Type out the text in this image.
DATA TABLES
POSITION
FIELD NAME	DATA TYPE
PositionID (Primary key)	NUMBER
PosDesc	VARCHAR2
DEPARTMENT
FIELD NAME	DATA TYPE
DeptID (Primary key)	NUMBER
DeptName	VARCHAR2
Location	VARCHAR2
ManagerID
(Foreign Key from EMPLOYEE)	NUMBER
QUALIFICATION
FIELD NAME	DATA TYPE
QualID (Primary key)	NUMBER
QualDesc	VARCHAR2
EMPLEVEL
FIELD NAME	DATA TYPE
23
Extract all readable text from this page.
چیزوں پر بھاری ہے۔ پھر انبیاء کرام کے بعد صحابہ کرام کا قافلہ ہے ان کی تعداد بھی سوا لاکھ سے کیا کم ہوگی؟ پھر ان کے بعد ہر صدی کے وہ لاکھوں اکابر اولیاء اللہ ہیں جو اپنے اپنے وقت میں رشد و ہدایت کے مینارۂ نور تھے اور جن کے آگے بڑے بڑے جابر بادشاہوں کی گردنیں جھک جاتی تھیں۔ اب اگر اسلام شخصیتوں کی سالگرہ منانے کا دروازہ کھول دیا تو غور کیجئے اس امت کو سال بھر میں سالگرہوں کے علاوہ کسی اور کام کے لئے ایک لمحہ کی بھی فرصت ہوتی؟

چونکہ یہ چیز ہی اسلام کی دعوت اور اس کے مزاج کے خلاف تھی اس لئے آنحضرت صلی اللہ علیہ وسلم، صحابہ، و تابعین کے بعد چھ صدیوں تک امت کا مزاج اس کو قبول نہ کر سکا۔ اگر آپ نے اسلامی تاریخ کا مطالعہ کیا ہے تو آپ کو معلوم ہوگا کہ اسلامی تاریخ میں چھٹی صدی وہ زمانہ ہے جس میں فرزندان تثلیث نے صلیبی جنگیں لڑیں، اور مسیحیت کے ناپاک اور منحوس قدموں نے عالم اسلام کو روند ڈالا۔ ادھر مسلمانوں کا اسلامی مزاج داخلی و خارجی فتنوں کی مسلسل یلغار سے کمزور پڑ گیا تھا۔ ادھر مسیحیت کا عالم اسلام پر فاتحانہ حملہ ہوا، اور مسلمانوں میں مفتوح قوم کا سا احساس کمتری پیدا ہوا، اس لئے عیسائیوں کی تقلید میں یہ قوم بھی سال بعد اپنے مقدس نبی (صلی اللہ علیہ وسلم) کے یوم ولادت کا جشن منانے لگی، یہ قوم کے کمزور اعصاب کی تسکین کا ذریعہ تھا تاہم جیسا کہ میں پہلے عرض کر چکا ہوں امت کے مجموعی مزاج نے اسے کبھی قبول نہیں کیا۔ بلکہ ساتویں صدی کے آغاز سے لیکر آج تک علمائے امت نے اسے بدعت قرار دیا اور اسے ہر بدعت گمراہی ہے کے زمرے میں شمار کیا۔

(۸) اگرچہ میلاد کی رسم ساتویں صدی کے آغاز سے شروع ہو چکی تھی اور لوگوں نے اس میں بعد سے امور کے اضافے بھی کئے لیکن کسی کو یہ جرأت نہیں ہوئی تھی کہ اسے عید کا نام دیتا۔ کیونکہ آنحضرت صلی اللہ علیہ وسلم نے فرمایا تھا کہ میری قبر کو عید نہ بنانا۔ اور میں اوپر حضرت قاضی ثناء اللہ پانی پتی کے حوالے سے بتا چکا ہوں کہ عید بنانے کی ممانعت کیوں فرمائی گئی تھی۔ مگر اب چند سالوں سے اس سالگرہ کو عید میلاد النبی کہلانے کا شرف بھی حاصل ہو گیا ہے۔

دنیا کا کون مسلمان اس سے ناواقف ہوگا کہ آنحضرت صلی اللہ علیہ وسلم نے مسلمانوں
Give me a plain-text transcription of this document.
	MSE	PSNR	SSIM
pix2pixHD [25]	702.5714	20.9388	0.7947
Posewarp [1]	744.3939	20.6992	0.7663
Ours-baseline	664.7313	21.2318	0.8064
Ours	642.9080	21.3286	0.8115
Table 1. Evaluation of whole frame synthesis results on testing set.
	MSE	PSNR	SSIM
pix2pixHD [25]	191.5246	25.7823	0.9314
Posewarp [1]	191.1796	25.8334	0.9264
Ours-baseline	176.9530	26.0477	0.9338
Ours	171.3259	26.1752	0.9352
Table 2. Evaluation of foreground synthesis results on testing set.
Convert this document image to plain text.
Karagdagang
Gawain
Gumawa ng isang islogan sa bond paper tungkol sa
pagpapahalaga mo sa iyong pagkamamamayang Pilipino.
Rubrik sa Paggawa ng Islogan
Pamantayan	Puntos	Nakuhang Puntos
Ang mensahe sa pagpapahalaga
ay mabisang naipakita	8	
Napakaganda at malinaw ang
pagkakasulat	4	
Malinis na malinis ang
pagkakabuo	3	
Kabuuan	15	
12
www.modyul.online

-------------------------

-- STATED EXERCISE --
Copy out the lines in which the string "text" appears.

-- ANSWER FOR THE TASK --
Type out the text in this image.
Extract all readable text from this page.
Give me a plain-text transcription of this document.
Convert this document image to plain text.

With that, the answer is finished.